(AIM OF THE TASK) Whenever a line contains the string "California", copy it out of the entries.

(SUPPLIED INFORMATION)

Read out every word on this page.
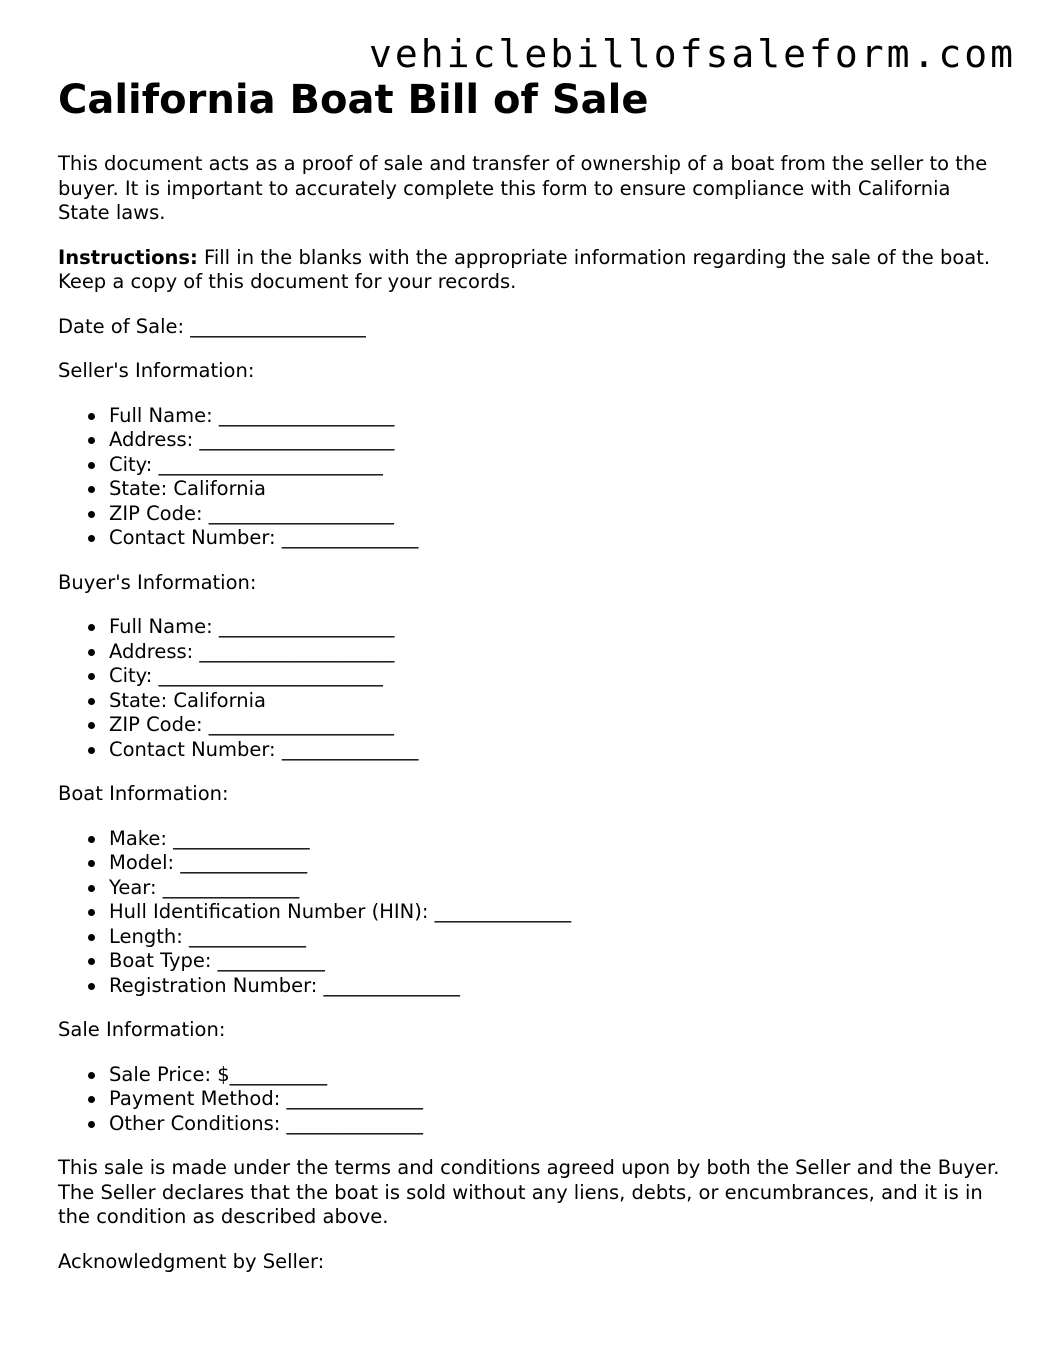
vehiclebillofsaleform.com
California Boat Bill of Sale

This document acts as a proof of sale and transfer of ownership of a boat from the seller to the buyer. It is important to accurately complete this form to ensure compliance with California State laws.

Instructions: Fill in the blanks with the appropriate information regarding the sale of the boat. Keep a copy of this document for your records.

Date of Sale: __________________

Seller's Information:

Full Name: __________________
Address: ____________________
City: _______________________
State: California
ZIP Code: ___________________
Contact Number: ______________

Buyer's Information:

Full Name: __________________
Address: ____________________
City: _______________________
State: California
ZIP Code: ___________________
Contact Number: ______________

Boat Information:

Make: ______________
Model: _____________
Year: ______________
Hull Identification Number (HIN): ______________
Length: ____________
Boat Type: ___________
Registration Number: ______________

Sale Information:

Sale Price: $__________
Payment Method: ______________
Other Conditions: ______________

This sale is made under the terms and conditions agreed upon by both the Seller and the Buyer. The Seller declares that the boat is sold without any liens, debts, or encumbrances, and it is in the condition as described above.

Acknowledgment by Seller:
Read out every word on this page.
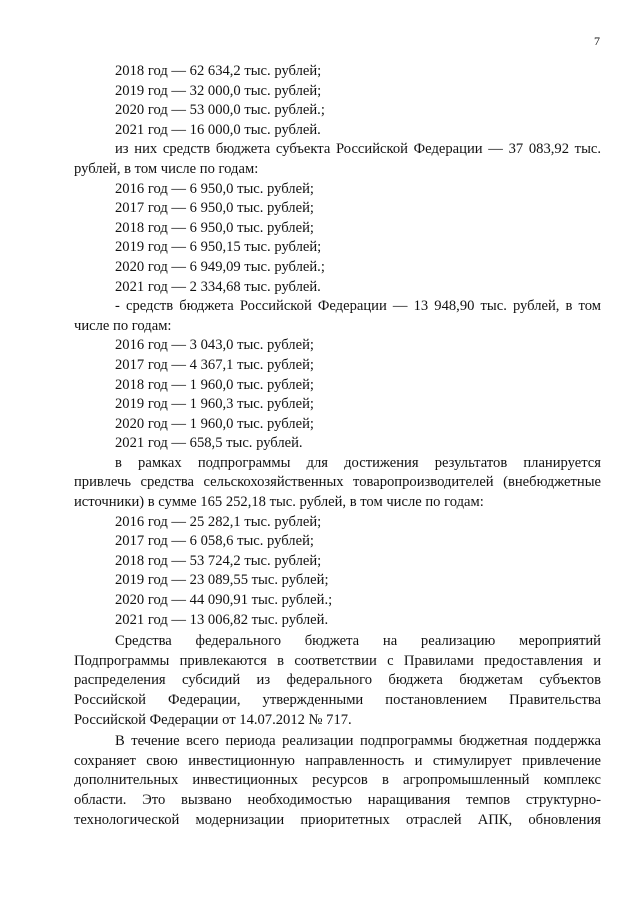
7
2018 год — 62 634,2 тыс. рублей;
2019 год — 32 000,0 тыс. рублей;
2020 год — 53 000,0 тыс. рублей.;
2021 год — 16 000,0 тыс. рублей.
из них средств бюджета субъекта Российской Федерации — 37 083,92 тыс.
рублей, в том числе по годам:
2016 год — 6 950,0 тыс. рублей;
2017 год — 6 950,0 тыс. рублей;
2018 год — 6 950,0 тыс. рублей;
2019 год — 6 950,15 тыс. рублей;
2020 год — 6 949,09 тыс. рублей.;
2021 год — 2 334,68 тыс. рублей.
- средств бюджета Российской Федерации — 13 948,90 тыс. рублей, в том
числе по годам:
2016 год — 3 043,0 тыс. рублей;
2017 год — 4 367,1 тыс. рублей;
2018 год — 1 960,0 тыс. рублей;
2019 год — 1 960,3 тыс. рублей;
2020 год — 1 960,0 тыс. рублей;
2021 год — 658,5 тыс. рублей.
в рамках подпрограммы для достижения результатов планируется
привлечь средства сельскохозяйственных товаропроизводителей (внебюджетные
источники) в сумме 165 252,18 тыс. рублей, в том числе по годам:
2016 год — 25 282,1 тыс. рублей;
2017 год — 6 058,6 тыс. рублей;
2018 год — 53 724,2 тыс. рублей;
2019 год — 23 089,55 тыс. рублей;
2020 год — 44 090,91 тыс. рублей.;
2021 год — 13 006,82 тыс. рублей.
Средства федерального бюджета на реализацию мероприятий
Подпрограммы привлекаются в соответствии с Правилами предоставления и
распределения субсидий из федерального бюджета бюджетам субъектов
Российской Федерации, утвержденными постановлением Правительства
Российской Федерации от 14.07.2012 № 717.
В течение всего периода реализации подпрограммы бюджетная поддержка
сохраняет свою инвестиционную направленность и стимулирует привлечение
дополнительных инвестиционных ресурсов в агропромышленный комплекс
области. Это вызвано необходимостью наращивания темпов структурно-
технологической модернизации приоритетных отраслей АПК, обновления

(EXERCISE RESPONSE)
California Boat Bill of Sale
This document acts as a proof of sale and transfer of ownership of a boat from the seller to the buyer. It is important to accurately complete this form to ensure compliance with California State laws.
State: California
State: California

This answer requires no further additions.